◆ Objective:
Reproduce all the entries exactly.

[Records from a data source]
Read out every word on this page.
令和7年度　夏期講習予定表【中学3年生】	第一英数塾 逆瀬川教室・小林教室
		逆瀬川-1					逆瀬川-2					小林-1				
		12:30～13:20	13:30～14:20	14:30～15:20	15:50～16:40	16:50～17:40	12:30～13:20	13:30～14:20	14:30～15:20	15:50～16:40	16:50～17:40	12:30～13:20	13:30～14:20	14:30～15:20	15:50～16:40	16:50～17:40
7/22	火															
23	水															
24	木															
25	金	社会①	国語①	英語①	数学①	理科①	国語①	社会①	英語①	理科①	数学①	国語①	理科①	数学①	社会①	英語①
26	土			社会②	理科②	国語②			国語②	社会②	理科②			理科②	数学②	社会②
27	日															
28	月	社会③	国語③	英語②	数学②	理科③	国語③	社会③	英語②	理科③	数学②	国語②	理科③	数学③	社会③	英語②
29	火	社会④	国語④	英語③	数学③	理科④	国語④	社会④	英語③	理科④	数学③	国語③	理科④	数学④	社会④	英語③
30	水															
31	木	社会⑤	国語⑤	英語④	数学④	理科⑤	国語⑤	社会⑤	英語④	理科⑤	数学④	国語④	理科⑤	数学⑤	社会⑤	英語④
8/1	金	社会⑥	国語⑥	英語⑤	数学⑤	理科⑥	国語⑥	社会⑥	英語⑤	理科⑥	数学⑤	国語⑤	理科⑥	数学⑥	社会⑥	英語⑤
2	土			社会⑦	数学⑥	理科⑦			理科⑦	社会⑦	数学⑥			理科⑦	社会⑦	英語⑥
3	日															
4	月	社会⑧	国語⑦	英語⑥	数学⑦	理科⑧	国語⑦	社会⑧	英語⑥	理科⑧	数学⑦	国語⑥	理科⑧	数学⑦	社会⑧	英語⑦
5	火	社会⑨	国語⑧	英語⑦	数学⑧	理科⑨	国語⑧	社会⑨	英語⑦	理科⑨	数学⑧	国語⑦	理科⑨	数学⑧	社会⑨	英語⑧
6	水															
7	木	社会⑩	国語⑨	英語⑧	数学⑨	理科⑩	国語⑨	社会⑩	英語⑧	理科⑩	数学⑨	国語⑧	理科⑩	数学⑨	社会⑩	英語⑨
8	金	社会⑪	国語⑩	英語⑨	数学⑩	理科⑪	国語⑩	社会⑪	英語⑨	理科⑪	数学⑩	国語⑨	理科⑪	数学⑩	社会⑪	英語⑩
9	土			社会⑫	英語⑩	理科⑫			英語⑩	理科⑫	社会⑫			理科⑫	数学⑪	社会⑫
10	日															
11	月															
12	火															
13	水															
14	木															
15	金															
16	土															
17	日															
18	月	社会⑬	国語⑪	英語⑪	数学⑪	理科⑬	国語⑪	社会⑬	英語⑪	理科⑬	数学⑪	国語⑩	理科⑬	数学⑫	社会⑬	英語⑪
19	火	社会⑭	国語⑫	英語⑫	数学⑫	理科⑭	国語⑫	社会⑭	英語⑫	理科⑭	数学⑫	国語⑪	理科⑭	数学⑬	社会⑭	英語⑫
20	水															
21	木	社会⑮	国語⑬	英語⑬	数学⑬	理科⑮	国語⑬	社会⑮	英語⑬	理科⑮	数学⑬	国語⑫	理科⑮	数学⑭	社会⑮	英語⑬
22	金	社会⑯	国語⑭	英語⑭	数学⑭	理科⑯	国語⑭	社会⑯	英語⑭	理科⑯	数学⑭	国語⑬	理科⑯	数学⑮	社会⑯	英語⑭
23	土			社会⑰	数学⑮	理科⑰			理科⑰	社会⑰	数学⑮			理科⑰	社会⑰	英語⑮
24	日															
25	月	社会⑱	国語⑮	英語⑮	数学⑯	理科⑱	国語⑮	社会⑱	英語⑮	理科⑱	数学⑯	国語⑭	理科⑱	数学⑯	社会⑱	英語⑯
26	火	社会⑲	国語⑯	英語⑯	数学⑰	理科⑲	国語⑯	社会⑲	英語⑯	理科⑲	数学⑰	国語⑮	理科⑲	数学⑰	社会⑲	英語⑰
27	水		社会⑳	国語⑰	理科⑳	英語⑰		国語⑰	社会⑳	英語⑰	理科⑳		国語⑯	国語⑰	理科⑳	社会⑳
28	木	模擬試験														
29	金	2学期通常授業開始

◆ Full response:
Read out every word on this page.
令和7年度　夏期講習予定表【中学3年生】	第一英数塾 逆瀬川教室・小林教室
		逆瀬川-1					逆瀬川-2					小林-1				
		12:30～13:20	13:30～14:20	14:30～15:20	15:50～16:40	16:50～17:40	12:30～13:20	13:30～14:20	14:30～15:20	15:50～16:40	16:50～17:40	12:30～13:20	13:30～14:20	14:30～15:20	15:50～16:40	16:50～17:40
7/22	火															
23	水															
24	木															
25	金	社会①	国語①	英語①	数学①	理科①	国語①	社会①	英語①	理科①	数学①	国語①	理科①	数学①	社会①	英語①
26	土			社会②	理科②	国語②			国語②	社会②	理科②			理科②	数学②	社会②
27	日															
28	月	社会③	国語③	英語②	数学②	理科③	国語③	社会③	英語②	理科③	数学②	国語②	理科③	数学③	社会③	英語②
29	火	社会④	国語④	英語③	数学③	理科④	国語④	社会④	英語③	理科④	数学③	国語③	理科④	数学④	社会④	英語③
30	水															
31	木	社会⑤	国語⑤	英語④	数学④	理科⑤	国語⑤	社会⑤	英語④	理科⑤	数学④	国語④	理科⑤	数学⑤	社会⑤	英語④
8/1	金	社会⑥	国語⑥	英語⑤	数学⑤	理科⑥	国語⑥	社会⑥	英語⑤	理科⑥	数学⑤	国語⑤	理科⑥	数学⑥	社会⑥	英語⑤
2	土			社会⑦	数学⑥	理科⑦			理科⑦	社会⑦	数学⑥			理科⑦	社会⑦	英語⑥
3	日															
4	月	社会⑧	国語⑦	英語⑥	数学⑦	理科⑧	国語⑦	社会⑧	英語⑥	理科⑧	数学⑦	国語⑥	理科⑧	数学⑦	社会⑧	英語⑦
5	火	社会⑨	国語⑧	英語⑦	数学⑧	理科⑨	国語⑧	社会⑨	英語⑦	理科⑨	数学⑧	国語⑦	理科⑨	数学⑧	社会⑨	英語⑧
6	水															
7	木	社会⑩	国語⑨	英語⑧	数学⑨	理科⑩	国語⑨	社会⑩	英語⑧	理科⑩	数学⑨	国語⑧	理科⑩	数学⑨	社会⑩	英語⑨
8	金	社会⑪	国語⑩	英語⑨	数学⑩	理科⑪	国語⑩	社会⑪	英語⑨	理科⑪	数学⑩	国語⑨	理科⑪	数学⑩	社会⑪	英語⑩
9	土			社会⑫	英語⑩	理科⑫			英語⑩	理科⑫	社会⑫			理科⑫	数学⑪	社会⑫
10	日															
11	月															
12	火															
13	水															
14	木															
15	金															
16	土															
17	日															
18	月	社会⑬	国語⑪	英語⑪	数学⑪	理科⑬	国語⑪	社会⑬	英語⑪	理科⑬	数学⑪	国語⑩	理科⑬	数学⑫	社会⑬	英語⑪
19	火	社会⑭	国語⑫	英語⑫	数学⑫	理科⑭	国語⑫	社会⑭	英語⑫	理科⑭	数学⑫	国語⑪	理科⑭	数学⑬	社会⑭	英語⑫
20	水															
21	木	社会⑮	国語⑬	英語⑬	数学⑬	理科⑮	国語⑬	社会⑮	英語⑬	理科⑮	数学⑬	国語⑫	理科⑮	数学⑭	社会⑮	英語⑬
22	金	社会⑯	国語⑭	英語⑭	数学⑭	理科⑯	国語⑭	社会⑯	英語⑭	理科⑯	数学⑭	国語⑬	理科⑯	数学⑮	社会⑯	英語⑭
23	土			社会⑰	数学⑮	理科⑰			理科⑰	社会⑰	数学⑮			理科⑰	社会⑰	英語⑮
24	日															
25	月	社会⑱	国語⑮	英語⑮	数学⑯	理科⑱	国語⑮	社会⑱	英語⑮	理科⑱	数学⑯	国語⑭	理科⑱	数学⑯	社会⑱	英語⑯
26	火	社会⑲	国語⑯	英語⑯	数学⑰	理科⑲	国語⑯	社会⑲	英語⑯	理科⑲	数学⑰	国語⑮	理科⑲	数学⑰	社会⑲	英語⑰
27	水		社会⑳	国語⑰	理科⑳	英語⑰		国語⑰	社会⑳	英語⑰	理科⑳		国語⑯	国語⑰	理科⑳	社会⑳
28	木	模擬試験														
29	金	2学期通常授業開始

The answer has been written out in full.